§ **Task to carry out**:
Images excluded, repeat each entry below exactly.

>> begin

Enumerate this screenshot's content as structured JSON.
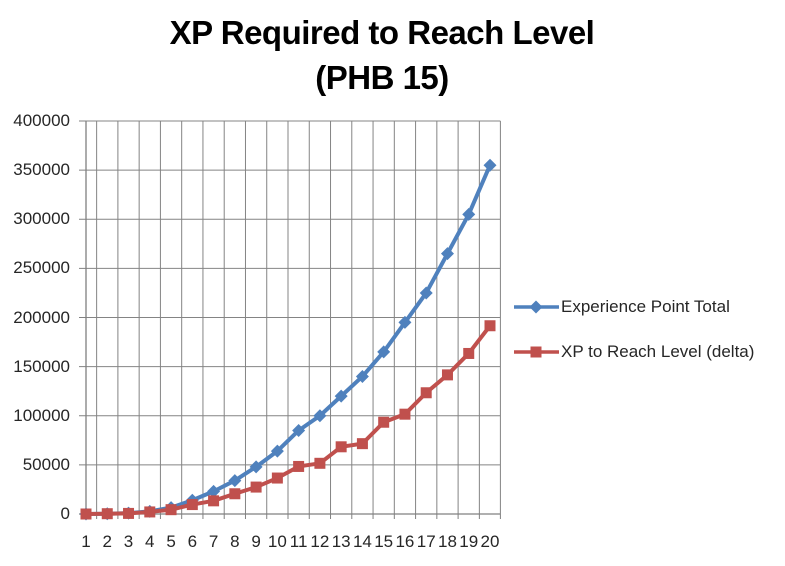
{
  "title": {
    "line1": "XP Required to Reach Level",
    "line2": "(PHB 15)"
  },
  "chart_data": {
    "type": "line",
    "x": [
      1,
      2,
      3,
      4,
      5,
      6,
      7,
      8,
      9,
      10,
      11,
      12,
      13,
      14,
      15,
      16,
      17,
      18,
      19,
      20
    ],
    "series": [
      {
        "name": "Experience Point Total",
        "marker": "diamond",
        "color": "#4F81BD",
        "values": [
          0,
          300,
          900,
          2700,
          6500,
          14000,
          23000,
          34000,
          48000,
          64000,
          85000,
          100000,
          120000,
          140000,
          165000,
          195000,
          225000,
          265000,
          305000,
          355000
        ]
      },
      {
        "name": "XP to Reach Level (delta)",
        "marker": "square",
        "color": "#C0504D",
        "values": [
          0,
          300,
          600,
          2100,
          4400,
          9600,
          13400,
          20600,
          27400,
          36600,
          48400,
          51600,
          68400,
          71600,
          93400,
          101600,
          123400,
          141600,
          163400,
          191600
        ]
      }
    ],
    "title": "XP Required to Reach Level (PHB 15)",
    "xlabel": "",
    "ylabel": "",
    "ylim": [
      0,
      400000
    ],
    "yticks": [
      0,
      50000,
      100000,
      150000,
      200000,
      250000,
      300000,
      350000,
      400000
    ],
    "grid": "both",
    "legend_position": "right",
    "gridline_color": "#848484",
    "axis_color": "#808080",
    "text_color": "#262626"
  }
}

>> end

§ **Correct response**:
Enumerate this screenshot's content as structured JSON.
{
  "title": {
    "line1": "XP Required to Reach Level",
    "line2": "(PHB 15)"
  },
  "chart_data": {
    "type": "line",
    "x": [
      1,
      2,
      3,
      4,
      5,
      6,
      7,
      8,
      9,
      10,
      11,
      12,
      13,
      14,
      15,
      16,
      17,
      18,
      19,
      20
    ],
    "series": [
      {
        "name": "Experience Point Total",
        "marker": "diamond",
        "color": "#4F81BD",
        "values": [
          0,
          300,
          900,
          2700,
          6500,
          14000,
          23000,
          34000,
          48000,
          64000,
          85000,
          100000,
          120000,
          140000,
          165000,
          195000,
          225000,
          265000,
          305000,
          355000
        ]
      },
      {
        "name": "XP to Reach Level (delta)",
        "marker": "square",
        "color": "#C0504D",
        "values": [
          0,
          300,
          600,
          2100,
          4400,
          9600,
          13400,
          20600,
          27400,
          36600,
          48400,
          51600,
          68400,
          71600,
          93400,
          101600,
          123400,
          141600,
          163400,
          191600
        ]
      }
    ],
    "title": "XP Required to Reach Level (PHB 15)",
    "xlabel": "",
    "ylabel": "",
    "ylim": [
      0,
      400000
    ],
    "yticks": [
      0,
      50000,
      100000,
      150000,
      200000,
      250000,
      300000,
      350000,
      400000
    ],
    "grid": "both",
    "legend_position": "right",
    "gridline_color": "#848484",
    "axis_color": "#808080",
    "text_color": "#262626"
  }
}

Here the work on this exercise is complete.